## [Problem to work on]
Look through the material below and count the lines with the string "электронного". Report only the count.
───
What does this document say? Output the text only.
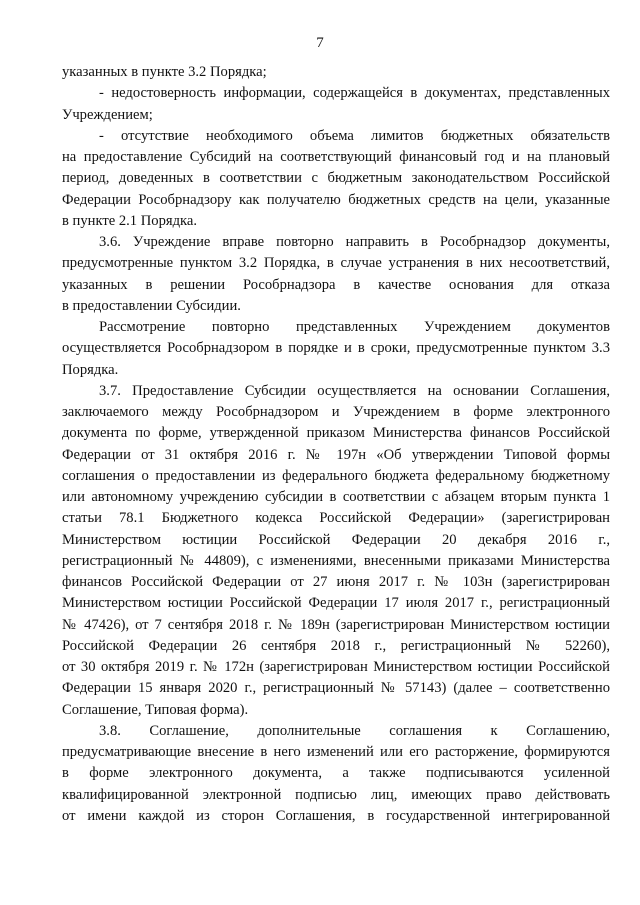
7
указанных в пункте 3.2 Порядка;
- недостоверность информации, содержащейся в документах, представленных
Учреждением;
- отсутствие необходимого объема лимитов бюджетных обязательств
на предоставление Субсидий на соответствующий финансовый год и на плановый
период, доведенных в соответствии с бюджетным законодательством Российской
Федерации Рособрнадзору как получателю бюджетных средств на цели, указанные
в пункте 2.1 Порядка.
3.6. Учреждение вправе повторно направить в Рособрнадзор документы,
предусмотренные пунктом 3.2 Порядка, в случае устранения в них несоответствий,
указанных в решении Рособрнадзора в качестве основания для отказа
в предоставлении Субсидии.
Рассмотрение повторно представленных Учреждением документов
осуществляется Рособрнадзором в порядке и в сроки, предусмотренные пунктом 3.3
Порядка.
3.7. Предоставление Субсидии осуществляется на основании Соглашения,
заключаемого между Рособрнадзором и Учреждением в форме электронного
документа по форме, утвержденной приказом Министерства финансов Российской
Федерации от 31 октября 2016 г. № 197н «Об утверждении Типовой формы
соглашения о предоставлении из федерального бюджета федеральному бюджетному
или автономному учреждению субсидии в соответствии с абзацем вторым пункта 1
статьи 78.1 Бюджетного кодекса Российской Федерации» (зарегистрирован
Министерством юстиции Российской Федерации 20 декабря 2016 г.,
регистрационный № 44809), с изменениями, внесенными приказами Министерства
финансов Российской Федерации от 27 июня 2017 г. № 103н (зарегистрирован
Министерством юстиции Российской Федерации 17 июля 2017 г., регистрационный
№ 47426), от 7 сентября 2018 г. № 189н (зарегистрирован Министерством юстиции
Российской Федерации 26 сентября 2018 г., регистрационный № 52260),
от 30 октября 2019 г. № 172н (зарегистрирован Министерством юстиции Российской
Федерации 15 января 2020 г., регистрационный № 57143) (далее – соответственно
Соглашение, Типовая форма).
3.8. Соглашение, дополнительные соглашения к Соглашению,
предусматривающие внесение в него изменений или его расторжение, формируются
в форме электронного документа, а также подписываются усиленной
квалифицированной электронной подписью лиц, имеющих право действовать
от имени каждой из сторон Соглашения, в государственной интегрированной
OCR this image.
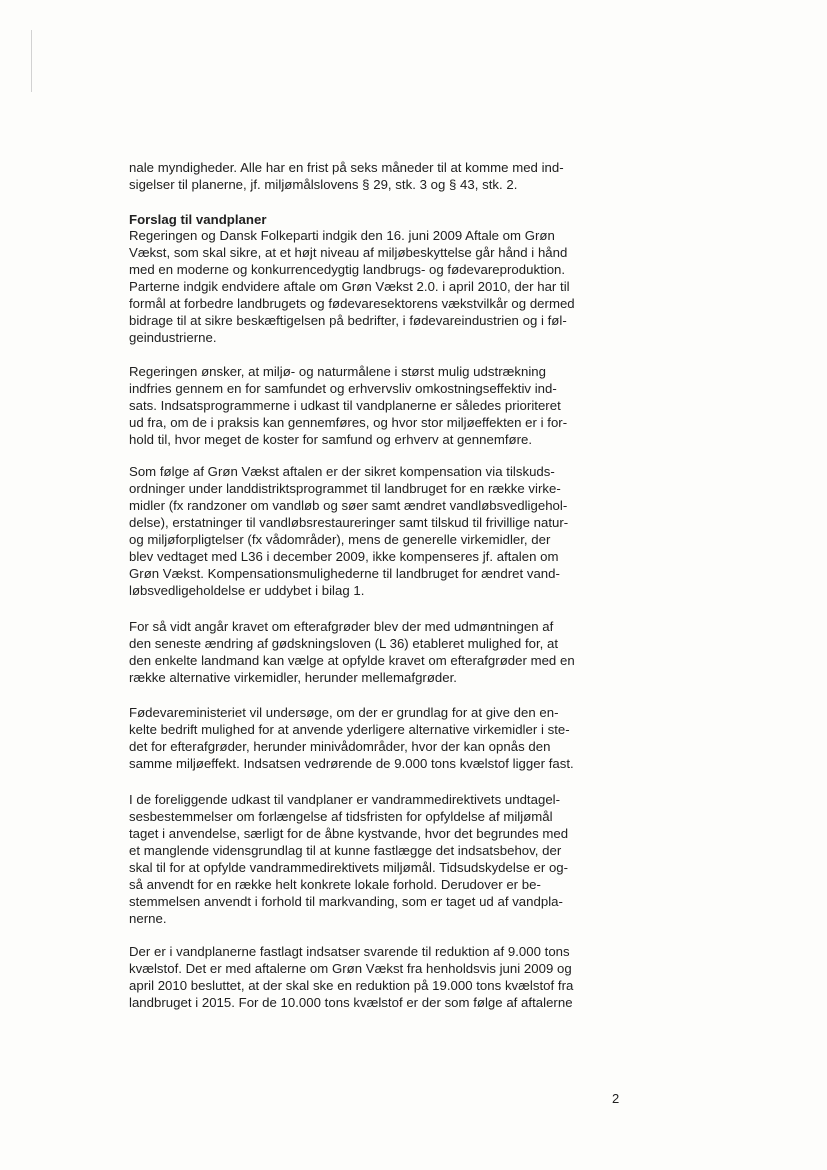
nale myndigheder. Alle har en frist på seks måneder til at komme med ind-
sigelser til planerne, jf. miljømålslovens § 29, stk. 3 og § 43, stk. 2.
Forslag til vandplaner
Regeringen og Dansk Folkeparti indgik den 16. juni 2009 Aftale om Grøn
Vækst, som skal sikre, at et højt niveau af miljøbeskyttelse går hånd i hånd
med en moderne og konkurrencedygtig landbrugs- og fødevareproduktion.
Parterne indgik endvidere aftale om Grøn Vækst 2.0. i april 2010, der har til
formål at forbedre landbrugets og fødevaresektorens vækstvilkår og dermed
bidrage til at sikre beskæftigelsen på bedrifter, i fødevareindustrien og i føl-
geindustrierne.
Regeringen ønsker, at miljø- og naturmålene i størst mulig udstrækning
indfries gennem en for samfundet og erhvervsliv omkostningseffektiv ind-
sats. Indsatsprogrammerne i udkast til vandplanerne er således prioriteret
ud fra, om de i praksis kan gennemføres, og hvor stor miljøeffekten er i for-
hold til, hvor meget de koster for samfund og erhverv at gennemføre.
Som følge af Grøn Vækst aftalen er der sikret kompensation via tilskuds-
ordninger under landdistriktsprogrammet til landbruget for en række virke-
midler (fx randzoner om vandløb og søer samt ændret vandløbsvedligehol-
delse), erstatninger til vandløbsrestaureringer samt tilskud til frivillige natur-
og miljøforpligtelser (fx vådområder), mens de generelle virkemidler, der
blev vedtaget med L36 i december 2009, ikke kompenseres jf. aftalen om
Grøn Vækst. Kompensationsmulighederne til landbruget for ændret vand-
løbsvedligeholdelse er uddybet i bilag 1.
For så vidt angår kravet om efterafgrøder blev der med udmøntningen af
den seneste ændring af gødskningsloven (L 36) etableret mulighed for, at
den enkelte landmand kan vælge at opfylde kravet om efterafgrøder med en
række alternative virkemidler, herunder mellemafgrøder.
Fødevareministeriet vil undersøge, om der er grundlag for at give den en-
kelte bedrift mulighed for at anvende yderligere alternative virkemidler i ste-
det for efterafgrøder, herunder minivådområder, hvor der kan opnås den
samme miljøeffekt. Indsatsen vedrørende de 9.000 tons kvælstof ligger fast.
I de foreliggende udkast til vandplaner er vandrammedirektivets undtagel-
sesbestemmelser om forlængelse af tidsfristen for opfyldelse af miljømål
taget i anvendelse, særligt for de åbne kystvande, hvor det begrundes med
et manglende vidensgrundlag til at kunne fastlægge det indsatsbehov, der
skal til for at opfylde vandrammedirektivets miljømål. Tidsudskydelse er og-
så anvendt for en række helt konkrete lokale forhold. Derudover er be-
stemmelsen anvendt i forhold til markvanding, som er taget ud af vandpla-
nerne.
Der er i vandplanerne fastlagt indsatser svarende til reduktion af 9.000 tons
kvælstof. Det er med aftalerne om Grøn Vækst fra henholdsvis juni 2009 og
april 2010 besluttet, at der skal ske en reduktion på 19.000 tons kvælstof fra
landbruget i 2015. For de 10.000 tons kvælstof er der som følge af aftalerne
2
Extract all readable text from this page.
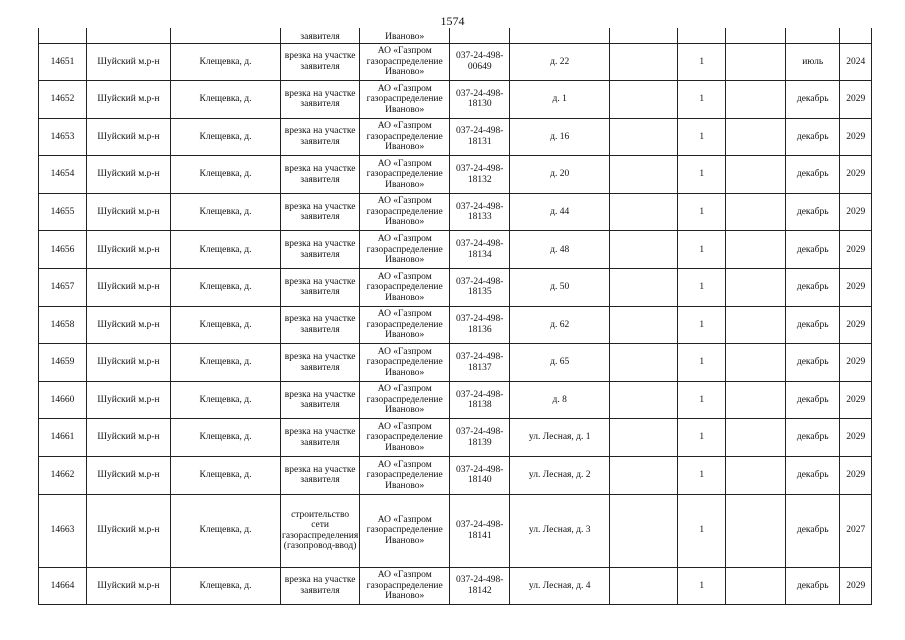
1574
			заявителя	Иваново»							
14651	Шуйский м.р-н	Клещевка, д.	врезка на участке заявителя	АО «Газпром газораспределение Иваново»	037-24-498-00649	д. 22		1		июль	2024
14652	Шуйский м.р-н	Клещевка, д.	врезка на участке заявителя	АО «Газпром газораспределение Иваново»	037-24-498-18130	д. 1		1		декабрь	2029
14653	Шуйский м.р-н	Клещевка, д.	врезка на участке заявителя	АО «Газпром газораспределение Иваново»	037-24-498-18131	д. 16		1		декабрь	2029
14654	Шуйский м.р-н	Клещевка, д.	врезка на участке заявителя	АО «Газпром газораспределение Иваново»	037-24-498-18132	д. 20		1		декабрь	2029
14655	Шуйский м.р-н	Клещевка, д.	врезка на участке заявителя	АО «Газпром газораспределение Иваново»	037-24-498-18133	д. 44		1		декабрь	2029
14656	Шуйский м.р-н	Клещевка, д.	врезка на участке заявителя	АО «Газпром газораспределение Иваново»	037-24-498-18134	д. 48		1		декабрь	2029
14657	Шуйский м.р-н	Клещевка, д.	врезка на участке заявителя	АО «Газпром газораспределение Иваново»	037-24-498-18135	д. 50		1		декабрь	2029
14658	Шуйский м.р-н	Клещевка, д.	врезка на участке заявителя	АО «Газпром газораспределение Иваново»	037-24-498-18136	д. 62		1		декабрь	2029
14659	Шуйский м.р-н	Клещевка, д.	врезка на участке заявителя	АО «Газпром газораспределение Иваново»	037-24-498-18137	д. 65		1		декабрь	2029
14660	Шуйский м.р-н	Клещевка, д.	врезка на участке заявителя	АО «Газпром газораспределение Иваново»	037-24-498-18138	д. 8		1		декабрь	2029
14661	Шуйский м.р-н	Клещевка, д.	врезка на участке заявителя	АО «Газпром газораспределение Иваново»	037-24-498-18139	ул. Лесная, д. 1		1		декабрь	2029
14662	Шуйский м.р-н	Клещевка, д.	врезка на участке заявителя	АО «Газпром газораспределение Иваново»	037-24-498-18140	ул. Лесная, д. 2		1		декабрь	2029
14663	Шуйский м.р-н	Клещевка, д.	строительство сети газораспределения (газопровод-ввод)	АО «Газпром газораспределение Иваново»	037-24-498-18141	ул. Лесная, д. 3		1		декабрь	2027
14664	Шуйский м.р-н	Клещевка, д.	врезка на участке заявителя	АО «Газпром газораспределение Иваново»	037-24-498-18142	ул. Лесная, д. 4		1		декабрь	2029
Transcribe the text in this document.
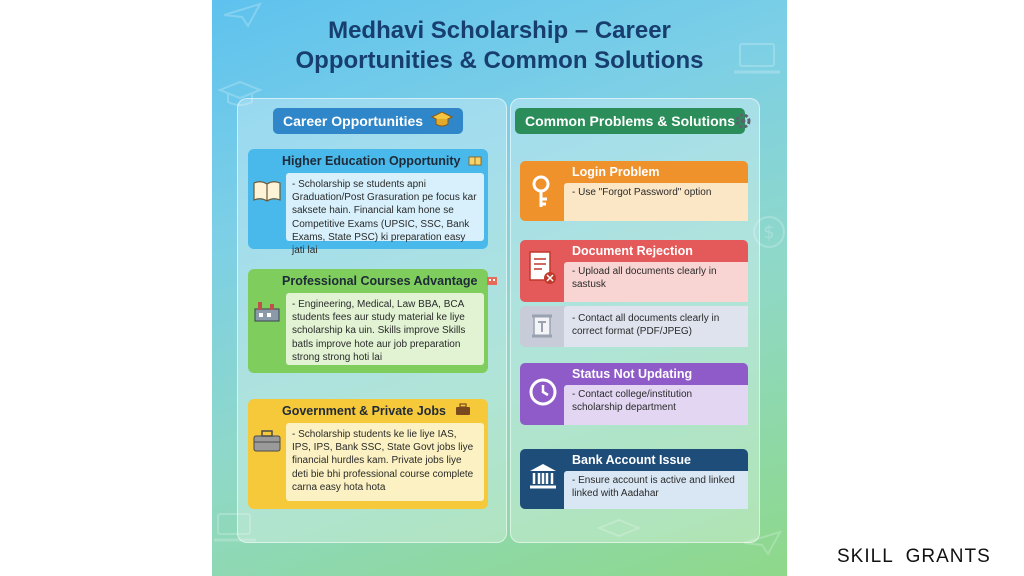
$
Medhavi Scholarship – Career
Opportunities & Common Solutions
Career Opportunities
Higher Education Opportunity
- Scholarship se students apni Graduation/Post Grasuration pe focus kar saksete hain. Financial kam hone se Competitive Exams (UPSIC, SSC, Bank Exams, State PSC) ki preparation easy jati lai
Professional Courses Advantage
- Engineering, Medical, Law BBA, BCA students fees aur study material ke liye scholarship ka uin. Skills improve Skills batls improve hote aur job preparation strong strong hoti lai
Government & Private Jobs
- Scholarship students ke lie liye IAS, IPS, IPS, Bank SSC, State Govt jobs liye financial hurdles kam. Private jobs liye deti bie bhi professional course complete carna easy hota hota
Common Problems & Solutions
Login Problem
- Use "Forgot Password" option
Document Rejection
- Upload all documents clearly in sastusk
- Contact all documents clearly in correct format (PDF/JPEG)
Status Not Updating
- Contact college/institution scholarship department
Bank Account Issue
- Ensure account is active and linked linked with Aadahar
SKILL  GRANTS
───
## [Written reply]
2